§ Stated exercise: Identify the lines containing the word "mins". Copy each one.

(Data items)
§
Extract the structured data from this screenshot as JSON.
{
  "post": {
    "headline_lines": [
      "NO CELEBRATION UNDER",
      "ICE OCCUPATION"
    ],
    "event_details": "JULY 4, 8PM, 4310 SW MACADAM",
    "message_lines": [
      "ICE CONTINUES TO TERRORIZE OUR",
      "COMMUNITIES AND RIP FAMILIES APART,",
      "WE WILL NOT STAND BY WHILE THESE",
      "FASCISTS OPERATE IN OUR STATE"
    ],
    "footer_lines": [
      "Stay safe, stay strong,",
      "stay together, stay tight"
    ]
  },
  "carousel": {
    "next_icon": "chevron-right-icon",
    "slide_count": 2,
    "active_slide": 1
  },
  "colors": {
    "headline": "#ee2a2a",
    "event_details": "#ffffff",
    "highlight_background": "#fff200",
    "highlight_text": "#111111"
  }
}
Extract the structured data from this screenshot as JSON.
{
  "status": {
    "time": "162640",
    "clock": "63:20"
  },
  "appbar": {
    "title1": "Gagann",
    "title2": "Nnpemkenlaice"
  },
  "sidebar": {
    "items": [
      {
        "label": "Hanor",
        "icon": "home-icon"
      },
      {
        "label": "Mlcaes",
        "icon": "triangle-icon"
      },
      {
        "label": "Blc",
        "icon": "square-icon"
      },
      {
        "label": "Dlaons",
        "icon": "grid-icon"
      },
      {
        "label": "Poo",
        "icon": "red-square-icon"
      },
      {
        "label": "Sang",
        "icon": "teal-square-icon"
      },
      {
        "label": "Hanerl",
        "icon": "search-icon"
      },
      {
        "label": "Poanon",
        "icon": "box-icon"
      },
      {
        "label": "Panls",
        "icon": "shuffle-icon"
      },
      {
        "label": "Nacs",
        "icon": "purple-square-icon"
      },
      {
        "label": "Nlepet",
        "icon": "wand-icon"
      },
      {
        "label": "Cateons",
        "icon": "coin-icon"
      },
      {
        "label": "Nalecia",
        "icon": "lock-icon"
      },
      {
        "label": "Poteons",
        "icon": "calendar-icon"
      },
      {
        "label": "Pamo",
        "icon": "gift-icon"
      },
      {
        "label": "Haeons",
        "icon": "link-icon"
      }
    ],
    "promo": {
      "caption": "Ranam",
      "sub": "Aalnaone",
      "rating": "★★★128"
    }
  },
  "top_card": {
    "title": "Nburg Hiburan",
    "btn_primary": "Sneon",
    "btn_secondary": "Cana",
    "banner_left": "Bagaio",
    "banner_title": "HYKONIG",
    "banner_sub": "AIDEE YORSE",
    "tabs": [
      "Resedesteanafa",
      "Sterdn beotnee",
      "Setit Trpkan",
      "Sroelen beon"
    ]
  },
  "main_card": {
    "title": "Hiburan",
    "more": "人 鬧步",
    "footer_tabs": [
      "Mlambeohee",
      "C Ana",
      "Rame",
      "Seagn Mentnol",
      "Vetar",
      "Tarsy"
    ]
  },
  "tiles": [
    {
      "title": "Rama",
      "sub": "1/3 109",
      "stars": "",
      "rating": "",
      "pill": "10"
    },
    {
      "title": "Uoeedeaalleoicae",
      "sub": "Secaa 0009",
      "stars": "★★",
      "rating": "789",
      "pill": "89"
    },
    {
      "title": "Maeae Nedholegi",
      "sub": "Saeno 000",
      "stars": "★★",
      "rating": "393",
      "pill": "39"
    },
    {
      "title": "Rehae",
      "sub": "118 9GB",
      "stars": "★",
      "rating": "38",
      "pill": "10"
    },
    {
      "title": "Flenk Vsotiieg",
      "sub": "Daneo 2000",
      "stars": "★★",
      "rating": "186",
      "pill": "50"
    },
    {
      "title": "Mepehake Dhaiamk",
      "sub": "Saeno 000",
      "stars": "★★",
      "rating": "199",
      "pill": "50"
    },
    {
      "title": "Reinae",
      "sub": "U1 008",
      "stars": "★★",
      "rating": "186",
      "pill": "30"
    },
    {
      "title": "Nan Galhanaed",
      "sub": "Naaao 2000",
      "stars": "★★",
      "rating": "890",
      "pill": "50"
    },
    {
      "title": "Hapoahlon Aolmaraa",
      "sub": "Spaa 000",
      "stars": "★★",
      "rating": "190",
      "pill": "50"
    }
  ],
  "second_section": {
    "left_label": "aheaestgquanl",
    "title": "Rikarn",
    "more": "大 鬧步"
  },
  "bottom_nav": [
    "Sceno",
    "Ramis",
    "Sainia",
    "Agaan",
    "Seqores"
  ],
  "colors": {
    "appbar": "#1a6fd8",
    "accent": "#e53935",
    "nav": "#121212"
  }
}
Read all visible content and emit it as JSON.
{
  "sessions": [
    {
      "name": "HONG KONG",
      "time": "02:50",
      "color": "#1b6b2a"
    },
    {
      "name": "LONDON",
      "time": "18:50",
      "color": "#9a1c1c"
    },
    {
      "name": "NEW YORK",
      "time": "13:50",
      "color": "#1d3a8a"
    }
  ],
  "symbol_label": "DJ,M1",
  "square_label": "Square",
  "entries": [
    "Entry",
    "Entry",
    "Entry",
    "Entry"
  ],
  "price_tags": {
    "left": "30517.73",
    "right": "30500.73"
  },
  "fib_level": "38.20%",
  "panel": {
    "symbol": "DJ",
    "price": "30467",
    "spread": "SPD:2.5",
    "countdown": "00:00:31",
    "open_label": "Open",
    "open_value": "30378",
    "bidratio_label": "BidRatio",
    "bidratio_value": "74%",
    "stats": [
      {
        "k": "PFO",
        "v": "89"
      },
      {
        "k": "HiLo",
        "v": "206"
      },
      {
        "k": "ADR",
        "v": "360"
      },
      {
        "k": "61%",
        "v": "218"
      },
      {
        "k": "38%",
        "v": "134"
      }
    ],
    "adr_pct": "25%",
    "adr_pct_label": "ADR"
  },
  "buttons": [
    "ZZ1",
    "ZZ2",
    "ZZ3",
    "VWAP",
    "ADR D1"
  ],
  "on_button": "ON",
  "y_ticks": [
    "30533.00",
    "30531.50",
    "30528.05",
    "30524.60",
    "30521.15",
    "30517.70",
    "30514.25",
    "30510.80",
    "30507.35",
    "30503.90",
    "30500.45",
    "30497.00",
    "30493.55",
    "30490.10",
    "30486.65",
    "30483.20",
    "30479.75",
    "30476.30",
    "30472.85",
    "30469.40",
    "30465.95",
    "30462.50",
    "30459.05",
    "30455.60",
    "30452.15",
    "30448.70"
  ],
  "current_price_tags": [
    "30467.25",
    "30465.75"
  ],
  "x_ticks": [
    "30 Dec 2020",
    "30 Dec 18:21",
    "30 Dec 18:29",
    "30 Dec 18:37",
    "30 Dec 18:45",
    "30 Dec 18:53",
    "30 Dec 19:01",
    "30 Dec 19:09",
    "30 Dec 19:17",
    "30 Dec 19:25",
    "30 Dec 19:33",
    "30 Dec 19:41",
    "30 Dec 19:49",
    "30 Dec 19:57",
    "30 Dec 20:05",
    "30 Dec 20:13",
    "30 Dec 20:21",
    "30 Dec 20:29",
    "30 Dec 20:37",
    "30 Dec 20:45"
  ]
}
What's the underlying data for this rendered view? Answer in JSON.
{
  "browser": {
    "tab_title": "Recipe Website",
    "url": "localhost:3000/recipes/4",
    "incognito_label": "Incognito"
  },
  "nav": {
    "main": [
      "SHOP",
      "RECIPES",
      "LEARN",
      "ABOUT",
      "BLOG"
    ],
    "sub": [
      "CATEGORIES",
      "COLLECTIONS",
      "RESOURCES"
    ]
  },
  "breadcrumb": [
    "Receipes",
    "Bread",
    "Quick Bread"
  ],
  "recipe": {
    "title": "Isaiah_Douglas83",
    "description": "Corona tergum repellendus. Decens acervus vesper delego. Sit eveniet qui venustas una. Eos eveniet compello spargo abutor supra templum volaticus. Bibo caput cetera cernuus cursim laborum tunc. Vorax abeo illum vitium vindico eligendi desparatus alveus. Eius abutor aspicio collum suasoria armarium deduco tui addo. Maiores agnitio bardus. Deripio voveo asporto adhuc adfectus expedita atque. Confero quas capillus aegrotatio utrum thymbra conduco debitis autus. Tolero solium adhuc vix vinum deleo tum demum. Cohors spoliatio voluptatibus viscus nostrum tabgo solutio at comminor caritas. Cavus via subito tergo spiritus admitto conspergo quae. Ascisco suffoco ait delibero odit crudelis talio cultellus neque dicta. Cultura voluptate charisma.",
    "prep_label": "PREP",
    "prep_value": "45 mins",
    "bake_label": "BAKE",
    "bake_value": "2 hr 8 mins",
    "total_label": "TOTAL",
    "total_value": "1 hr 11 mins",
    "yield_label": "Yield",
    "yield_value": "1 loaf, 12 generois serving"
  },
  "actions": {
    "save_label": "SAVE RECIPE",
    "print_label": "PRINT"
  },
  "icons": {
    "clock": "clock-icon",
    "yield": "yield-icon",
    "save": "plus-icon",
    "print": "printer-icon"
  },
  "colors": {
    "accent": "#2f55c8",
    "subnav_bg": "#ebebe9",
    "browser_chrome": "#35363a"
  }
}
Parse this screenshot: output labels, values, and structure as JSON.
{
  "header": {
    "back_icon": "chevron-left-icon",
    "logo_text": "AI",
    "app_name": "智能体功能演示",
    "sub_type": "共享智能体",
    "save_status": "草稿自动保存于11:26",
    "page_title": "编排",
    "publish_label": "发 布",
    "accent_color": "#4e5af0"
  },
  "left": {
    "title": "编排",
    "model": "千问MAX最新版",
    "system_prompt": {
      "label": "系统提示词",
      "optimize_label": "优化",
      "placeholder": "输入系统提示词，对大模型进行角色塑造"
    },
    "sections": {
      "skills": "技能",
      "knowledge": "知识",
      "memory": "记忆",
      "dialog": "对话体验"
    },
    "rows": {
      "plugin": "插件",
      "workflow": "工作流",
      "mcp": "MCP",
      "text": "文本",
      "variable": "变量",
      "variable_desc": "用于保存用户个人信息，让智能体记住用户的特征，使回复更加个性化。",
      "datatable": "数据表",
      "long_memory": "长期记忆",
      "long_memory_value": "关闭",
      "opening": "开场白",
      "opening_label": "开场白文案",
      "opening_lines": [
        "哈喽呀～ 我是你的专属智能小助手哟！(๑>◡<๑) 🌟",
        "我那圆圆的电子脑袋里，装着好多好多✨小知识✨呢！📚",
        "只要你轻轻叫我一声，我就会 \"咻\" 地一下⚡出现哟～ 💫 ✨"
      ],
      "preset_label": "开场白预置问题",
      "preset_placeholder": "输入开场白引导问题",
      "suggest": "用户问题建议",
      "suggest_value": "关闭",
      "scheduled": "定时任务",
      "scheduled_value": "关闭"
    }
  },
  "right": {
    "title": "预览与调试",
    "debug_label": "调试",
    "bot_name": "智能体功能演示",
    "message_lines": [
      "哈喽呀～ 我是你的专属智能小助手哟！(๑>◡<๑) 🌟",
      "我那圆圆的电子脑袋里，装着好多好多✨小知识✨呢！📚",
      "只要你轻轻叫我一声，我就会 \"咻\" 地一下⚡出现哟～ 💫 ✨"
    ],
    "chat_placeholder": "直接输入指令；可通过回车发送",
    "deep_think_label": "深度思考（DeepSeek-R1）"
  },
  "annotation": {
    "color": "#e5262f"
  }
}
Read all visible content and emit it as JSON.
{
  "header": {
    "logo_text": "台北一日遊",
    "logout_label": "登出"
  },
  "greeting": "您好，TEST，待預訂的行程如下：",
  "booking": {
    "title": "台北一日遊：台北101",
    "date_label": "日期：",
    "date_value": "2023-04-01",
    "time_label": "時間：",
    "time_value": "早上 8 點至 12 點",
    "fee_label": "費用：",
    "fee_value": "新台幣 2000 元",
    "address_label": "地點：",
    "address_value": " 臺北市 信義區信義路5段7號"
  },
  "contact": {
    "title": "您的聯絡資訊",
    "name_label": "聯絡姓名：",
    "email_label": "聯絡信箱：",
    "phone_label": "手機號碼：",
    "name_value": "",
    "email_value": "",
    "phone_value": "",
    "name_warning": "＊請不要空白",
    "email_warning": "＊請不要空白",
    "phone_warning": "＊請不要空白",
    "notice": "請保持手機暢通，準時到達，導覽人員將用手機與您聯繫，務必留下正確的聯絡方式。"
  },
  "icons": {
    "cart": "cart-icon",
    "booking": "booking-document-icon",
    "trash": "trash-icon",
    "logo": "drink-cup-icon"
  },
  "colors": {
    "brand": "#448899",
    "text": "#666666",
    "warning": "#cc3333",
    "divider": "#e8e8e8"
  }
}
§
§ Full response:
    "prep_value": "45 mins",
    "bake_value": "2 hr 8 mins",
    "total_value": "1 hr 11 mins",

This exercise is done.